-- Data section start --

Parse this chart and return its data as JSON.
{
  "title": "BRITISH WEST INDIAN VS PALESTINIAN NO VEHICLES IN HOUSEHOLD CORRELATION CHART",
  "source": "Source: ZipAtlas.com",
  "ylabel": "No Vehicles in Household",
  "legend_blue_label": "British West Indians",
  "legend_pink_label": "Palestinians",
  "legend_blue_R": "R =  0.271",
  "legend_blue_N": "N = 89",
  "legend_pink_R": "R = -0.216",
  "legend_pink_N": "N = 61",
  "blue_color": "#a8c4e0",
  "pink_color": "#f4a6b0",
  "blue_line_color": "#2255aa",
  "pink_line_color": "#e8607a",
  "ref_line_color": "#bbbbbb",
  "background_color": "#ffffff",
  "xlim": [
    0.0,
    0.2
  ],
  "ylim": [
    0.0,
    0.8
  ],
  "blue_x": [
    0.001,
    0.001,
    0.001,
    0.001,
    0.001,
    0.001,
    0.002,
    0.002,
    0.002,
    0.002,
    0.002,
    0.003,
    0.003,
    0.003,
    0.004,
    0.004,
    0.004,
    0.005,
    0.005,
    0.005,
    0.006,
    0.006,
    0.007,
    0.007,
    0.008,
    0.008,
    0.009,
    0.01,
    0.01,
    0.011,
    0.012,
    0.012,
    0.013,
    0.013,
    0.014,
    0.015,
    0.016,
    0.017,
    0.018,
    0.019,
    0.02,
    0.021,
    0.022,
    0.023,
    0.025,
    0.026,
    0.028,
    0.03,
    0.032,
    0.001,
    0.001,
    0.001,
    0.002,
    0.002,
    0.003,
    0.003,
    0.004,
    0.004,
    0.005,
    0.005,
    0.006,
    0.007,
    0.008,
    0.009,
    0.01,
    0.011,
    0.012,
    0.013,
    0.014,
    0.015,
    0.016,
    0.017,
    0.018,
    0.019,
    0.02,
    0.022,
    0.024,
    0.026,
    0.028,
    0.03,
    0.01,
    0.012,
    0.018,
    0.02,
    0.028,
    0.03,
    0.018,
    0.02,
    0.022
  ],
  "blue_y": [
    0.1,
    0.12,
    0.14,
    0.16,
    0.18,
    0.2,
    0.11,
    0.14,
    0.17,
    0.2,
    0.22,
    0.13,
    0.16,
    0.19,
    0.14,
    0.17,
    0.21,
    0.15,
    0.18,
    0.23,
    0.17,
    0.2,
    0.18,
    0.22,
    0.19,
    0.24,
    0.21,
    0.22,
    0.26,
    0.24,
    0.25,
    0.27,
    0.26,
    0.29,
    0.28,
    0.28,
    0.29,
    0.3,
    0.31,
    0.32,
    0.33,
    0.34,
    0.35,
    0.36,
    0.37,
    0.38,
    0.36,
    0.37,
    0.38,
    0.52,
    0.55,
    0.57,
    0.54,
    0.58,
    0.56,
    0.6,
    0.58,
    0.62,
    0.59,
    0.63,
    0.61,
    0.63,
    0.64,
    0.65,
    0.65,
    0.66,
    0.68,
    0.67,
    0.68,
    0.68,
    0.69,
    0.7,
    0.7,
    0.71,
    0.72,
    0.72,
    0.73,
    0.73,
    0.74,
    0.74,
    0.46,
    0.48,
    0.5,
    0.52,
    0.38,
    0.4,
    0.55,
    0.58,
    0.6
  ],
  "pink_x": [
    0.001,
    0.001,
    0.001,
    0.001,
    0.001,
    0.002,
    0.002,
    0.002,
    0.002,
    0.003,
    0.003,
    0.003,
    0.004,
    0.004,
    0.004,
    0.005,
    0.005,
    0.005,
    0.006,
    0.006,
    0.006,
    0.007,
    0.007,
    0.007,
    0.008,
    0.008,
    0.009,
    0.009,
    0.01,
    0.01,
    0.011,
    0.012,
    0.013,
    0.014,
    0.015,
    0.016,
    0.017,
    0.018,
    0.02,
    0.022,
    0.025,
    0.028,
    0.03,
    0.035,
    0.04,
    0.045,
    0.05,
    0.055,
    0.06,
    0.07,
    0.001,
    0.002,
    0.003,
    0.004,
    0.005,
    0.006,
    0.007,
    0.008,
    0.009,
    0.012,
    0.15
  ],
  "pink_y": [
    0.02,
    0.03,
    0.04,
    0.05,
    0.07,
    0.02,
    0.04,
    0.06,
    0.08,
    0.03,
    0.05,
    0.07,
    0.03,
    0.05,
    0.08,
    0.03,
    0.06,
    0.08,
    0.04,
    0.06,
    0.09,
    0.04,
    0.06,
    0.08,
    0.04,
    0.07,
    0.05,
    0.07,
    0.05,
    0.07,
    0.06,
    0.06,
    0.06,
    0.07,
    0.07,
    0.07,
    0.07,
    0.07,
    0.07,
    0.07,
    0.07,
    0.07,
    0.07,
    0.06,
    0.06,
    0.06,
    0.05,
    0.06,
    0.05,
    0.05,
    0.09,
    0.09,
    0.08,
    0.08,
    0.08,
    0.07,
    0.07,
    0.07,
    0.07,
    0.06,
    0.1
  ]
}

-- Data section end --

**What the exercise asks**.
Output every record above exactly as it appears.

**Answer to the exercise**.
Parse this chart and return its data as JSON.
{
  "title": "BRITISH WEST INDIAN VS PALESTINIAN NO VEHICLES IN HOUSEHOLD CORRELATION CHART",
  "source": "Source: ZipAtlas.com",
  "ylabel": "No Vehicles in Household",
  "legend_blue_label": "British West Indians",
  "legend_pink_label": "Palestinians",
  "legend_blue_R": "R =  0.271",
  "legend_blue_N": "N = 89",
  "legend_pink_R": "R = -0.216",
  "legend_pink_N": "N = 61",
  "blue_color": "#a8c4e0",
  "pink_color": "#f4a6b0",
  "blue_line_color": "#2255aa",
  "pink_line_color": "#e8607a",
  "ref_line_color": "#bbbbbb",
  "background_color": "#ffffff",
  "xlim": [
    0.0,
    0.2
  ],
  "ylim": [
    0.0,
    0.8
  ],
  "blue_x": [
    0.001,
    0.001,
    0.001,
    0.001,
    0.001,
    0.001,
    0.002,
    0.002,
    0.002,
    0.002,
    0.002,
    0.003,
    0.003,
    0.003,
    0.004,
    0.004,
    0.004,
    0.005,
    0.005,
    0.005,
    0.006,
    0.006,
    0.007,
    0.007,
    0.008,
    0.008,
    0.009,
    0.01,
    0.01,
    0.011,
    0.012,
    0.012,
    0.013,
    0.013,
    0.014,
    0.015,
    0.016,
    0.017,
    0.018,
    0.019,
    0.02,
    0.021,
    0.022,
    0.023,
    0.025,
    0.026,
    0.028,
    0.03,
    0.032,
    0.001,
    0.001,
    0.001,
    0.002,
    0.002,
    0.003,
    0.003,
    0.004,
    0.004,
    0.005,
    0.005,
    0.006,
    0.007,
    0.008,
    0.009,
    0.01,
    0.011,
    0.012,
    0.013,
    0.014,
    0.015,
    0.016,
    0.017,
    0.018,
    0.019,
    0.02,
    0.022,
    0.024,
    0.026,
    0.028,
    0.03,
    0.01,
    0.012,
    0.018,
    0.02,
    0.028,
    0.03,
    0.018,
    0.02,
    0.022
  ],
  "blue_y": [
    0.1,
    0.12,
    0.14,
    0.16,
    0.18,
    0.2,
    0.11,
    0.14,
    0.17,
    0.2,
    0.22,
    0.13,
    0.16,
    0.19,
    0.14,
    0.17,
    0.21,
    0.15,
    0.18,
    0.23,
    0.17,
    0.2,
    0.18,
    0.22,
    0.19,
    0.24,
    0.21,
    0.22,
    0.26,
    0.24,
    0.25,
    0.27,
    0.26,
    0.29,
    0.28,
    0.28,
    0.29,
    0.3,
    0.31,
    0.32,
    0.33,
    0.34,
    0.35,
    0.36,
    0.37,
    0.38,
    0.36,
    0.37,
    0.38,
    0.52,
    0.55,
    0.57,
    0.54,
    0.58,
    0.56,
    0.6,
    0.58,
    0.62,
    0.59,
    0.63,
    0.61,
    0.63,
    0.64,
    0.65,
    0.65,
    0.66,
    0.68,
    0.67,
    0.68,
    0.68,
    0.69,
    0.7,
    0.7,
    0.71,
    0.72,
    0.72,
    0.73,
    0.73,
    0.74,
    0.74,
    0.46,
    0.48,
    0.5,
    0.52,
    0.38,
    0.4,
    0.55,
    0.58,
    0.6
  ],
  "pink_x": [
    0.001,
    0.001,
    0.001,
    0.001,
    0.001,
    0.002,
    0.002,
    0.002,
    0.002,
    0.003,
    0.003,
    0.003,
    0.004,
    0.004,
    0.004,
    0.005,
    0.005,
    0.005,
    0.006,
    0.006,
    0.006,
    0.007,
    0.007,
    0.007,
    0.008,
    0.008,
    0.009,
    0.009,
    0.01,
    0.01,
    0.011,
    0.012,
    0.013,
    0.014,
    0.015,
    0.016,
    0.017,
    0.018,
    0.02,
    0.022,
    0.025,
    0.028,
    0.03,
    0.035,
    0.04,
    0.045,
    0.05,
    0.055,
    0.06,
    0.07,
    0.001,
    0.002,
    0.003,
    0.004,
    0.005,
    0.006,
    0.007,
    0.008,
    0.009,
    0.012,
    0.15
  ],
  "pink_y": [
    0.02,
    0.03,
    0.04,
    0.05,
    0.07,
    0.02,
    0.04,
    0.06,
    0.08,
    0.03,
    0.05,
    0.07,
    0.03,
    0.05,
    0.08,
    0.03,
    0.06,
    0.08,
    0.04,
    0.06,
    0.09,
    0.04,
    0.06,
    0.08,
    0.04,
    0.07,
    0.05,
    0.07,
    0.05,
    0.07,
    0.06,
    0.06,
    0.06,
    0.07,
    0.07,
    0.07,
    0.07,
    0.07,
    0.07,
    0.07,
    0.07,
    0.07,
    0.07,
    0.06,
    0.06,
    0.06,
    0.05,
    0.06,
    0.05,
    0.05,
    0.09,
    0.09,
    0.08,
    0.08,
    0.08,
    0.07,
    0.07,
    0.07,
    0.07,
    0.06,
    0.1
  ]
}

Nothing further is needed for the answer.